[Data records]
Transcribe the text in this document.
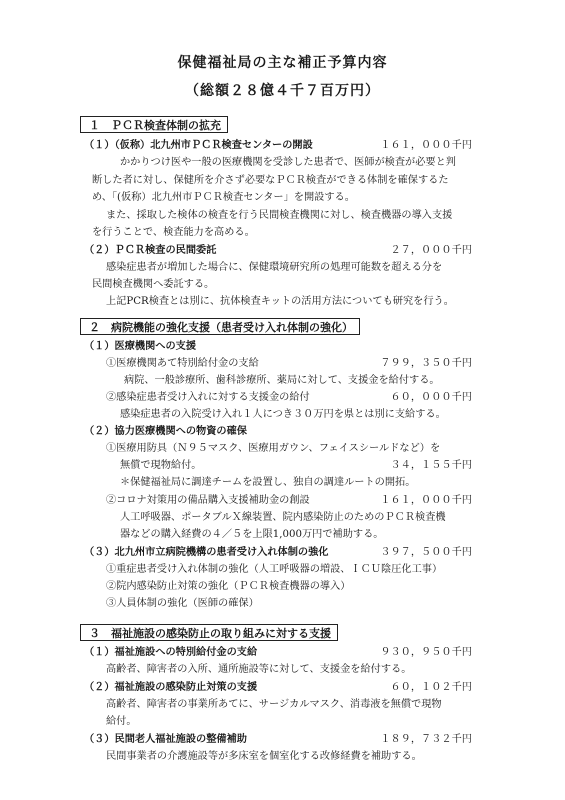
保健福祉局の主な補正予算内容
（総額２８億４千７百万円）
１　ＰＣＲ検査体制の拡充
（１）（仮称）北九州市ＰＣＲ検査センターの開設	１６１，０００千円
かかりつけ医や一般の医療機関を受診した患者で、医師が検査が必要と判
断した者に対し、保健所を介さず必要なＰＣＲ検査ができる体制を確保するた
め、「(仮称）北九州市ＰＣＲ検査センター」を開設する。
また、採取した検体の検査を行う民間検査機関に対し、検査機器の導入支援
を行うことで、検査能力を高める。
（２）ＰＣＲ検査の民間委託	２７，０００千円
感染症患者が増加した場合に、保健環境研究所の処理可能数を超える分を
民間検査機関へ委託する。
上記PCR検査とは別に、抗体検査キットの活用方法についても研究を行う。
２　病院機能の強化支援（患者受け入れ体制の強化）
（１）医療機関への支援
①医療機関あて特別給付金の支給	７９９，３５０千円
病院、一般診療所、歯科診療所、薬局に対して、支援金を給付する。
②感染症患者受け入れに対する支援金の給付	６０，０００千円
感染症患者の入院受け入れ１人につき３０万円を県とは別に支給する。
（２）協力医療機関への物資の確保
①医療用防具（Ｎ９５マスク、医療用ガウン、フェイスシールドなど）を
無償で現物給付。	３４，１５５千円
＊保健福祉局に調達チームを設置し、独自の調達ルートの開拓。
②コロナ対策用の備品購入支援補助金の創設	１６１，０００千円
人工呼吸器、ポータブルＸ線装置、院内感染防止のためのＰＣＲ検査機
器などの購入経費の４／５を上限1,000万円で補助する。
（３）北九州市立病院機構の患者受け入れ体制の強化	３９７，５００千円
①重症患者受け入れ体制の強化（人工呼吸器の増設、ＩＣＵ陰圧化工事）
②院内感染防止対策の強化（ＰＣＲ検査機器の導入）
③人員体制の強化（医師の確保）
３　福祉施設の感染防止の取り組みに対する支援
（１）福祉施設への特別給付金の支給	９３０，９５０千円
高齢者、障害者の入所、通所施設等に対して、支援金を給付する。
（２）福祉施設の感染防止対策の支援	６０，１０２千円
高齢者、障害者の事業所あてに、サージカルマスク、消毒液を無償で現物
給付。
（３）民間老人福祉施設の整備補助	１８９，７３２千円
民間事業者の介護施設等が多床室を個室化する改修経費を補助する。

--

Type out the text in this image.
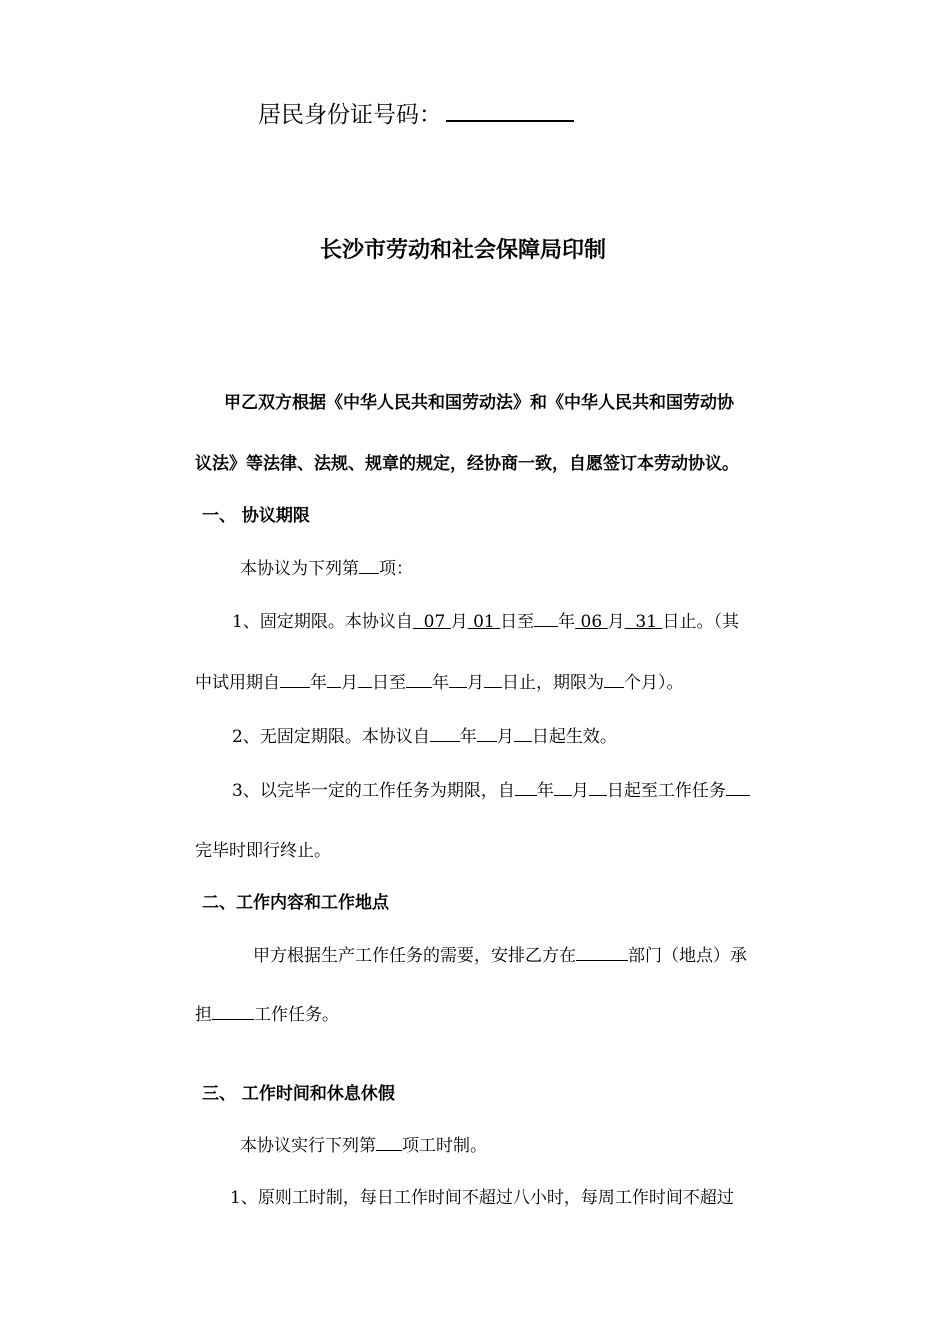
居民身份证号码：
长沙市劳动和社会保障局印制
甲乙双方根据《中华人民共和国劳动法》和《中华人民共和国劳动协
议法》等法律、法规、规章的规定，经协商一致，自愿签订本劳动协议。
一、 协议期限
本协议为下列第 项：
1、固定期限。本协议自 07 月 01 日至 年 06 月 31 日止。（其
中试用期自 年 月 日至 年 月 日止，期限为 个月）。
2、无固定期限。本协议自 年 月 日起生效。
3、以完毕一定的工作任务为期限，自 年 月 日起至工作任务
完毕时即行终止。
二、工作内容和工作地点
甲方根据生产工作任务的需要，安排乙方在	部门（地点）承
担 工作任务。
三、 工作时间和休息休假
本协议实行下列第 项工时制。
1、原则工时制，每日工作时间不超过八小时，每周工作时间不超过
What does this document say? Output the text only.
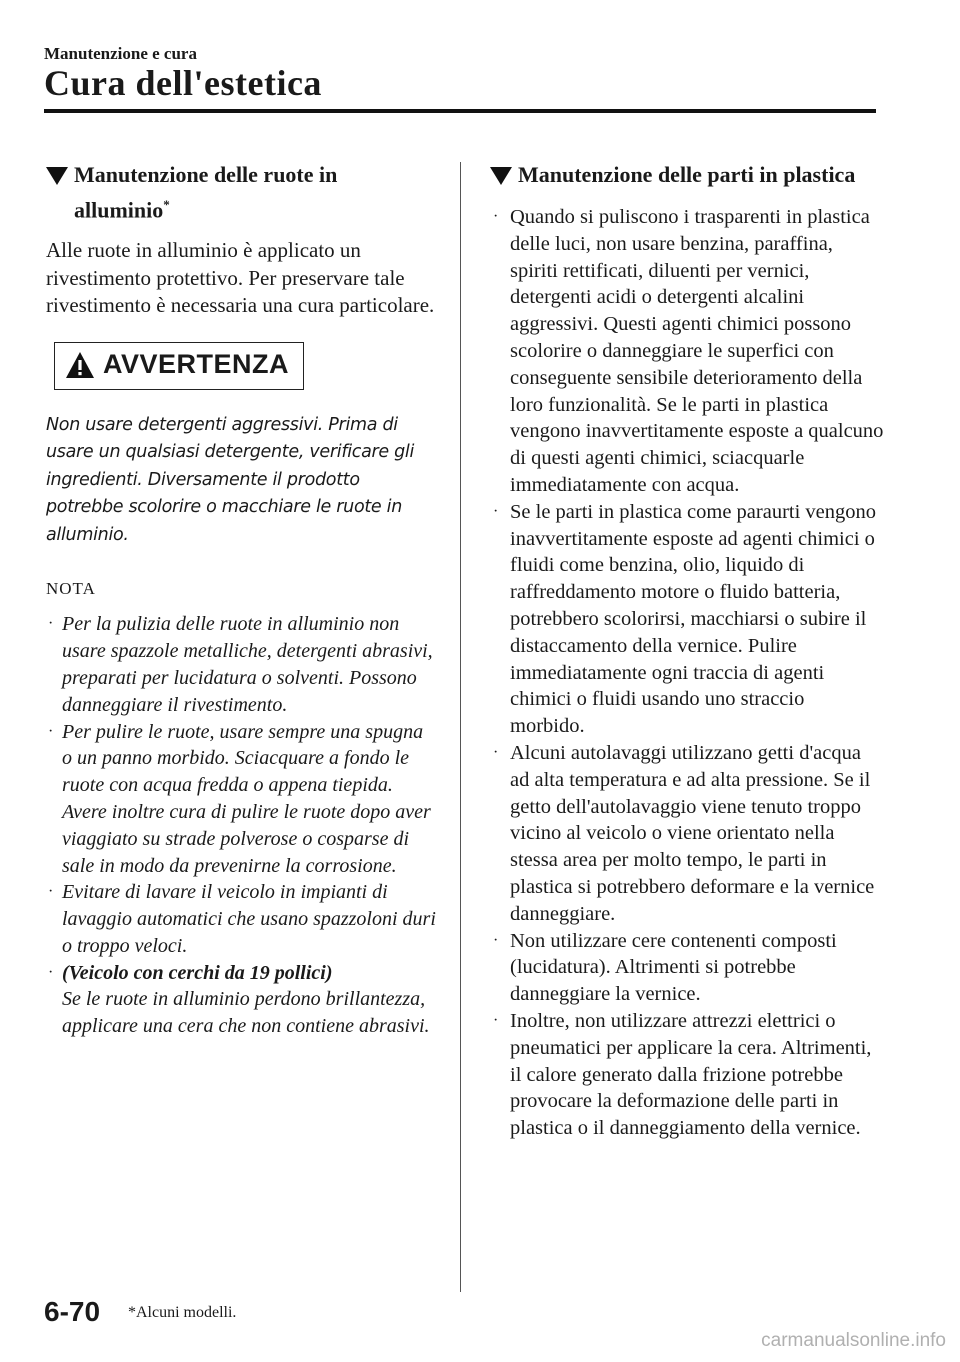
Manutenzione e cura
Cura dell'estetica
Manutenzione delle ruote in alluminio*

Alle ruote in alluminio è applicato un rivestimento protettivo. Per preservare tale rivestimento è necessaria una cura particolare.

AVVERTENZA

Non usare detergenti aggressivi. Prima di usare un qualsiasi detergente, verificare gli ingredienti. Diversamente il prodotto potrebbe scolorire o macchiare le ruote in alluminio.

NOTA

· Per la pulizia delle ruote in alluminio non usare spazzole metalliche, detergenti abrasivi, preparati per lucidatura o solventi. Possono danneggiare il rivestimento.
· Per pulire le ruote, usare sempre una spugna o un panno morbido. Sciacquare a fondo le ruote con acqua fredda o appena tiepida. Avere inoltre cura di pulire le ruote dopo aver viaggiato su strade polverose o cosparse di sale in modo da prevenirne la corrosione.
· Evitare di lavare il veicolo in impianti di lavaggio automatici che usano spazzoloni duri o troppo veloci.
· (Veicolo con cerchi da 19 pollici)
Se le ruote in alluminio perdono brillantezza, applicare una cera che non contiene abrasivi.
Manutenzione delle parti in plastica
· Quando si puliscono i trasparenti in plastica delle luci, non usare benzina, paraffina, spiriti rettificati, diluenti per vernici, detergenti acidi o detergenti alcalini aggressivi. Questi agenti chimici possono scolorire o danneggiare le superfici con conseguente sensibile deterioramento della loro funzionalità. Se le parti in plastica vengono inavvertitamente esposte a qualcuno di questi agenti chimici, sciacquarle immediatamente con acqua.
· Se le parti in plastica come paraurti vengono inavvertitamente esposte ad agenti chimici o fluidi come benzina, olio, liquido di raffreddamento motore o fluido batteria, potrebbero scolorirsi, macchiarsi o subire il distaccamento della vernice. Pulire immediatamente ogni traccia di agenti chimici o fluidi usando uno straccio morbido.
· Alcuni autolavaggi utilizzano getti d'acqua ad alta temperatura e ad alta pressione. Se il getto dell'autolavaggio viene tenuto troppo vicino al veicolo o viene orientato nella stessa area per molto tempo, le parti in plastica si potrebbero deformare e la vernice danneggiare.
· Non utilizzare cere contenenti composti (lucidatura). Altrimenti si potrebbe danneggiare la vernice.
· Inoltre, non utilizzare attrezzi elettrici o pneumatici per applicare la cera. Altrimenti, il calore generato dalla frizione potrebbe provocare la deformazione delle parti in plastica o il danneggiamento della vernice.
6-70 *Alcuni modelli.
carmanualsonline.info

**WHAT THE EXERCISE ASKS**
Look through the entries above; copy each line where the string "inavvertitamente" appears.

**EXPECTED ANSWER**
· Quando si puliscono i trasparenti in plastica delle luci, non usare benzina, paraffina, spiriti rettificati, diluenti per vernici, detergenti acidi o detergenti alcalini aggressivi. Questi agenti chimici possono scolorire o danneggiare le superfici con conseguente sensibile deterioramento della loro funzionalità. Se le parti in plastica vengono inavvertitamente esposte a qualcuno di questi agenti chimici, sciacquarle immediatamente con acqua.
· Se le parti in plastica come paraurti vengono inavvertitamente esposte ad agenti chimici o fluidi come benzina, olio, liquido di raffreddamento motore o fluido batteria, potrebbero scolorirsi, macchiarsi o subire il distaccamento della vernice. Pulire immediatamente ogni traccia di agenti chimici o fluidi usando uno straccio morbido.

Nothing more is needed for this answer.